▼

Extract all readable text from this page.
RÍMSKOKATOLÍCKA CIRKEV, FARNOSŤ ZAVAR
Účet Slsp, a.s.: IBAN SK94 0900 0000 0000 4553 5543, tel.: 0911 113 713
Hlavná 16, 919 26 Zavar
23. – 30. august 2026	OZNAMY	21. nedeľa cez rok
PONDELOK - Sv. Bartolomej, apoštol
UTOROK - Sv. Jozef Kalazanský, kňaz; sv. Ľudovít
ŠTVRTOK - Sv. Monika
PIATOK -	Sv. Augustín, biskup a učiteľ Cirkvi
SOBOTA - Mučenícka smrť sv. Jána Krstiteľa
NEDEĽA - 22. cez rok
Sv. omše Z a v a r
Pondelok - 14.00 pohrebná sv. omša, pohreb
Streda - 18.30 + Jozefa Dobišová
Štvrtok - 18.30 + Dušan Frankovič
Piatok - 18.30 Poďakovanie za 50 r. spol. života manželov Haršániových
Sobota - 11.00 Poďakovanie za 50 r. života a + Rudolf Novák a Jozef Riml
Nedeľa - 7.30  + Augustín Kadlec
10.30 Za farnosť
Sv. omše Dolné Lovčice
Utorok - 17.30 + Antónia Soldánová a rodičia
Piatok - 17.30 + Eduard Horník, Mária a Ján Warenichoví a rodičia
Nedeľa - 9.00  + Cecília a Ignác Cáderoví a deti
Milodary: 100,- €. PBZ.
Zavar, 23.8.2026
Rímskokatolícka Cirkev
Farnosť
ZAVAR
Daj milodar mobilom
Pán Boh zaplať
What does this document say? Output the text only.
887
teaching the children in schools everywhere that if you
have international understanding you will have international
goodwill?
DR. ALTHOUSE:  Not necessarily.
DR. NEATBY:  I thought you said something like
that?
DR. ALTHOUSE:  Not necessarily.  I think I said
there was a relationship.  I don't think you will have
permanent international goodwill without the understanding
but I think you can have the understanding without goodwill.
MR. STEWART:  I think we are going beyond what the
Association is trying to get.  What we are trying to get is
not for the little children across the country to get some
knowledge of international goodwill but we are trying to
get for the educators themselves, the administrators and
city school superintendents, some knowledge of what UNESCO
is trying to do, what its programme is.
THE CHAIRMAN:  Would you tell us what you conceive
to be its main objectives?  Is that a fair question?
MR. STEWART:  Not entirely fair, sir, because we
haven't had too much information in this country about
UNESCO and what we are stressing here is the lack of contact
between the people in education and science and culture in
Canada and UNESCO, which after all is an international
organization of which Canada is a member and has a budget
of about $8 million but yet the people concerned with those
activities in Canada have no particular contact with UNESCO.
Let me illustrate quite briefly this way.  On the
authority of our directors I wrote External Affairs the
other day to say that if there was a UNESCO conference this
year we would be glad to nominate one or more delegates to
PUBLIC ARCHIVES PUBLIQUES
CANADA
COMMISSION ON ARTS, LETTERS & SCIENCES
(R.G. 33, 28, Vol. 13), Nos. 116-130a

▲

Objective
Pick out, from the lines above, every one that contains the string "international".

Problem solution
have international understanding you will have international
permanent international goodwill without the understanding
knowledge of international goodwill but we are trying to
Canada and UNESCO, which after all is an international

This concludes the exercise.